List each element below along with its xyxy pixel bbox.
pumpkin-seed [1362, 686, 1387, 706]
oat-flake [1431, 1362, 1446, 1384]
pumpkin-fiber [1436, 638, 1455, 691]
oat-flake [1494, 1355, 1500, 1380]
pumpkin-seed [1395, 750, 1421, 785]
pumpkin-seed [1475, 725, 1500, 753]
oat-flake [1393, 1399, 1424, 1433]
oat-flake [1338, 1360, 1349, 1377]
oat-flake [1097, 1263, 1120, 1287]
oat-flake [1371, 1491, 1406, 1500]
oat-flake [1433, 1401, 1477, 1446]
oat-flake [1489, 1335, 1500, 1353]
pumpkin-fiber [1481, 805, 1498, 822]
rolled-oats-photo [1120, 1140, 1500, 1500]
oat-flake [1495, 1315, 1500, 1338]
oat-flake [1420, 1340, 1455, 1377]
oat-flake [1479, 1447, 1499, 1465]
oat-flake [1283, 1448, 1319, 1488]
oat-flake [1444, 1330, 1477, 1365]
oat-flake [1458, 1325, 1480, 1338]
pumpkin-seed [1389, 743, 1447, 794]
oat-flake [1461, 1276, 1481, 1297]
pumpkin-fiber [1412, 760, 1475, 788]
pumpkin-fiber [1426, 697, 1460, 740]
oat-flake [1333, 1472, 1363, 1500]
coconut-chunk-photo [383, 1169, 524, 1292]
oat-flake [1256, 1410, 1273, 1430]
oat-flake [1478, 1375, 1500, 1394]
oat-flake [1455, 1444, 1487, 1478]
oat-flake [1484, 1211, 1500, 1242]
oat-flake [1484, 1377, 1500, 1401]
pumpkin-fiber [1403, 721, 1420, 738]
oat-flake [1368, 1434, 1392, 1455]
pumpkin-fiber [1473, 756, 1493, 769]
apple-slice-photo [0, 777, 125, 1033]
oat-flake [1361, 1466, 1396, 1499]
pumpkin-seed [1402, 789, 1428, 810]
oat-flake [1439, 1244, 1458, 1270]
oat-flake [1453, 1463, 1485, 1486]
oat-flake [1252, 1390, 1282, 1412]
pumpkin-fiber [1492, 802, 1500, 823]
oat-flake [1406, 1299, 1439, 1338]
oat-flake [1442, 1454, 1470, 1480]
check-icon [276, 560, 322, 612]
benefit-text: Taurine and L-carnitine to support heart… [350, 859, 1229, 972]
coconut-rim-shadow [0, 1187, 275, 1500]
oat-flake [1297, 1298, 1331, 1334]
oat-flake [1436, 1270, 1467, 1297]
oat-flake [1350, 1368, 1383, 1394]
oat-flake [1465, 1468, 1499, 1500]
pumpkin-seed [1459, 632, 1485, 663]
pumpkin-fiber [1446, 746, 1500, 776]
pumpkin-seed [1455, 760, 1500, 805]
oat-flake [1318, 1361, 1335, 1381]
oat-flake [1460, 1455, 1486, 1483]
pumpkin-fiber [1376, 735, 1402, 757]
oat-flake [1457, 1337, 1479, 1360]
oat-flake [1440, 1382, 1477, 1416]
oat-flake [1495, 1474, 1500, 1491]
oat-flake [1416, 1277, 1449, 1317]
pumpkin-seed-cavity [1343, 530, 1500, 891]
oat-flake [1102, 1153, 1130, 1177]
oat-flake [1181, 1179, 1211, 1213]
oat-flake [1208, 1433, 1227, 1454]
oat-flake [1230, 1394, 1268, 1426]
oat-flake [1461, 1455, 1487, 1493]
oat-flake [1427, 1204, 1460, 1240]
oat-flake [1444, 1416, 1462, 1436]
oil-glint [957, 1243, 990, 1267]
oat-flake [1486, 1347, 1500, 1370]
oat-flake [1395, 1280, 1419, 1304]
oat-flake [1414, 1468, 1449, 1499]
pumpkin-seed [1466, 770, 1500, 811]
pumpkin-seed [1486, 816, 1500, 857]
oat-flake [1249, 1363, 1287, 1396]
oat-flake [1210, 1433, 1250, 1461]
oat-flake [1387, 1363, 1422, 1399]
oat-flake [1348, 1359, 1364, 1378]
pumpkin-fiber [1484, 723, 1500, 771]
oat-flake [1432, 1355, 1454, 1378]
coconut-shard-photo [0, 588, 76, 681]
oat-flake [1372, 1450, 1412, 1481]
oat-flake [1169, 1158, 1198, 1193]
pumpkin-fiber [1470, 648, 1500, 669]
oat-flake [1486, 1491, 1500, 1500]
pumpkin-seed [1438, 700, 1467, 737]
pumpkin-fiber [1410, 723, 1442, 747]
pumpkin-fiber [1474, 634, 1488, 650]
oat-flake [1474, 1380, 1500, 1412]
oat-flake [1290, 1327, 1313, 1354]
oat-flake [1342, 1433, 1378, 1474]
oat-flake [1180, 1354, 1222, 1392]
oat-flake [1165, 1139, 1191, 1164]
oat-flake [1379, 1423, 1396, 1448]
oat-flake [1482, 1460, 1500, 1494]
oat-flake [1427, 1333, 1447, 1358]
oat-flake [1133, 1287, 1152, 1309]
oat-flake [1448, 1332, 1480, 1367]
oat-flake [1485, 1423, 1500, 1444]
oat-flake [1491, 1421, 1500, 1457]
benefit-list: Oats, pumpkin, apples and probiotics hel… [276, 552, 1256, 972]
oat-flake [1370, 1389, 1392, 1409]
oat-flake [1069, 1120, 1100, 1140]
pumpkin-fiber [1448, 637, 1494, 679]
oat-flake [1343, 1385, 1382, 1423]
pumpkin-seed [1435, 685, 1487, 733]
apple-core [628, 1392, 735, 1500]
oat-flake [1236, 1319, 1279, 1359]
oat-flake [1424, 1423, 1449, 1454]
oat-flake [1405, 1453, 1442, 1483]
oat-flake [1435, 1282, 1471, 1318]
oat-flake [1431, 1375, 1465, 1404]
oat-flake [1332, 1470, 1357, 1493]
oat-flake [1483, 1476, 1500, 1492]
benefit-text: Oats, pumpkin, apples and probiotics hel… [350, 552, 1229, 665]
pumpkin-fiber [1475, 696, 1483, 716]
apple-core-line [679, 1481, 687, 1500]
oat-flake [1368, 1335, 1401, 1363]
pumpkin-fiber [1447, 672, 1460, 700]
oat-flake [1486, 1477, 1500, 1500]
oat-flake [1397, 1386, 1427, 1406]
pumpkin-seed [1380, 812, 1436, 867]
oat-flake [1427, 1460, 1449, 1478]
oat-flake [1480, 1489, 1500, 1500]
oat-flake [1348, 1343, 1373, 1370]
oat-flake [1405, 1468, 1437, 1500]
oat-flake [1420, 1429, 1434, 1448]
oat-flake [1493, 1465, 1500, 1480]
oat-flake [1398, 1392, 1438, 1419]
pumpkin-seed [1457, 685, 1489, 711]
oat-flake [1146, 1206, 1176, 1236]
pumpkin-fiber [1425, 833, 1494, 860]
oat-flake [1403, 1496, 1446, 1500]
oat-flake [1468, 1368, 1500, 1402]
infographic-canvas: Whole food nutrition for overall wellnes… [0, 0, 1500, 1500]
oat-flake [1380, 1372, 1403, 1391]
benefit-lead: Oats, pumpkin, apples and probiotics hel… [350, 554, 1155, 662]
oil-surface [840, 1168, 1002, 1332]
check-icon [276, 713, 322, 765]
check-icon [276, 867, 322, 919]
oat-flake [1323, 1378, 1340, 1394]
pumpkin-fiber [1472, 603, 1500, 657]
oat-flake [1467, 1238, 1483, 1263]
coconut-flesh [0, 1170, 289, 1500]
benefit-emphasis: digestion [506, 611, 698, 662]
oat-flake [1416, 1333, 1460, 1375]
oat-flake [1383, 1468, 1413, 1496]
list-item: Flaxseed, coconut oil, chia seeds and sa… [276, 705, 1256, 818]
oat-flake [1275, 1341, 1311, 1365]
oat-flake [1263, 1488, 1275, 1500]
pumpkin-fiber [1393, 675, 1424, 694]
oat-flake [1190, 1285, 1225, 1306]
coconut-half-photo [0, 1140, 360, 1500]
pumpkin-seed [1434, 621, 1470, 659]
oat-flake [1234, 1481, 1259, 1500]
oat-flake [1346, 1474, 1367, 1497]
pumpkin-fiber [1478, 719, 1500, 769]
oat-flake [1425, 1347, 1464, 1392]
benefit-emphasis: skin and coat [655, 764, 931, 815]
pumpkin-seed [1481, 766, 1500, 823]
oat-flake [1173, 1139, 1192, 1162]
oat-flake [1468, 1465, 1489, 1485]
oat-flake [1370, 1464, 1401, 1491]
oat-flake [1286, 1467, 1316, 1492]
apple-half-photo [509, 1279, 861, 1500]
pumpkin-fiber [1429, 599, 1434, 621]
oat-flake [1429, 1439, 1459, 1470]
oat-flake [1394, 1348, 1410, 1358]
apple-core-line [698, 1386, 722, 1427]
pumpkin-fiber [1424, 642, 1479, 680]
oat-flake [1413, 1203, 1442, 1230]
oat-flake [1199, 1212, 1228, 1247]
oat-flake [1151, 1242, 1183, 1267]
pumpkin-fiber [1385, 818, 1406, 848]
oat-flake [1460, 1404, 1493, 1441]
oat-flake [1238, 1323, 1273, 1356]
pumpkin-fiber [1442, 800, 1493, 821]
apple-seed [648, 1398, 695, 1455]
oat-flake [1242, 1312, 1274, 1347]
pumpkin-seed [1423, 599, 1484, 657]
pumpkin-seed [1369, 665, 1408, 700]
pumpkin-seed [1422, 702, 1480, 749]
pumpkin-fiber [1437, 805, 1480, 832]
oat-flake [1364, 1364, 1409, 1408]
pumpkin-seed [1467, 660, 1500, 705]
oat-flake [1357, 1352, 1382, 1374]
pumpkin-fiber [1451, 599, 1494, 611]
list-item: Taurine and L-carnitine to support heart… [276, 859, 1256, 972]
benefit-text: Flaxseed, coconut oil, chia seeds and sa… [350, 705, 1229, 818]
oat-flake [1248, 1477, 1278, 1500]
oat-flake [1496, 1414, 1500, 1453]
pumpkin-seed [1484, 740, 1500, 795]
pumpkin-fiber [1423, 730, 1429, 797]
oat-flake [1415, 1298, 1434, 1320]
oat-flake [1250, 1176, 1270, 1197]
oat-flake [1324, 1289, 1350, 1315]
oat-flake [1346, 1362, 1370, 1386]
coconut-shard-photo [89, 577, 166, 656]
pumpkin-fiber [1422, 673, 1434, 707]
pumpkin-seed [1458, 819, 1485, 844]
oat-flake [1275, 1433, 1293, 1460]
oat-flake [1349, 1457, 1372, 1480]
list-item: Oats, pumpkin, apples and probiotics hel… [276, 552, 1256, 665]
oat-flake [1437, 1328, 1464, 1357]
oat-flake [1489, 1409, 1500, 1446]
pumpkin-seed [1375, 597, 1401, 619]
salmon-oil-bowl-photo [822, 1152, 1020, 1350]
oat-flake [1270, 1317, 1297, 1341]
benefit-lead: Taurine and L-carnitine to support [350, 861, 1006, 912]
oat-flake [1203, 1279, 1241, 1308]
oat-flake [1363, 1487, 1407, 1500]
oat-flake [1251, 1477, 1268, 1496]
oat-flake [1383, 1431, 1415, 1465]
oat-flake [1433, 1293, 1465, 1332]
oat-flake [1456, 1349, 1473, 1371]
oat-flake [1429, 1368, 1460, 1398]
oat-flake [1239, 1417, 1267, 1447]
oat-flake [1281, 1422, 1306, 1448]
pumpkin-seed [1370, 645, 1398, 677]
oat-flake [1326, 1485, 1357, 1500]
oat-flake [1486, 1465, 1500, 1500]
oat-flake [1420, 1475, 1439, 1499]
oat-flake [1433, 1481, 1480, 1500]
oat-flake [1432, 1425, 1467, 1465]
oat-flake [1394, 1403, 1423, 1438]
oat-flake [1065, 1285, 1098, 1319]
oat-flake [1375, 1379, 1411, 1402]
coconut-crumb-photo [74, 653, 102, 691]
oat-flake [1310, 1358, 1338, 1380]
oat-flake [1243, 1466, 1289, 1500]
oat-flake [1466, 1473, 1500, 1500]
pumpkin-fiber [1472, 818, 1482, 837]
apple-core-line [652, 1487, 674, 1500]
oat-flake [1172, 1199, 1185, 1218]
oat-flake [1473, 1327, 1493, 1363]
----------------------------------------
JOB: Give back, word for word, every line from the start of the records through the line holding "oat-flake [1489, 1335, 1500, 1353]", including that line.

TASK RESPONSE:
List each element below along with its xyxy pixel bbox.
pumpkin-seed [1362, 686, 1387, 706]
oat-flake [1431, 1362, 1446, 1384]
pumpkin-fiber [1436, 638, 1455, 691]
oat-flake [1494, 1355, 1500, 1380]
pumpkin-seed [1395, 750, 1421, 785]
pumpkin-seed [1475, 725, 1500, 753]
oat-flake [1393, 1399, 1424, 1433]
oat-flake [1338, 1360, 1349, 1377]
oat-flake [1097, 1263, 1120, 1287]
oat-flake [1371, 1491, 1406, 1500]
oat-flake [1433, 1401, 1477, 1446]
oat-flake [1489, 1335, 1500, 1353]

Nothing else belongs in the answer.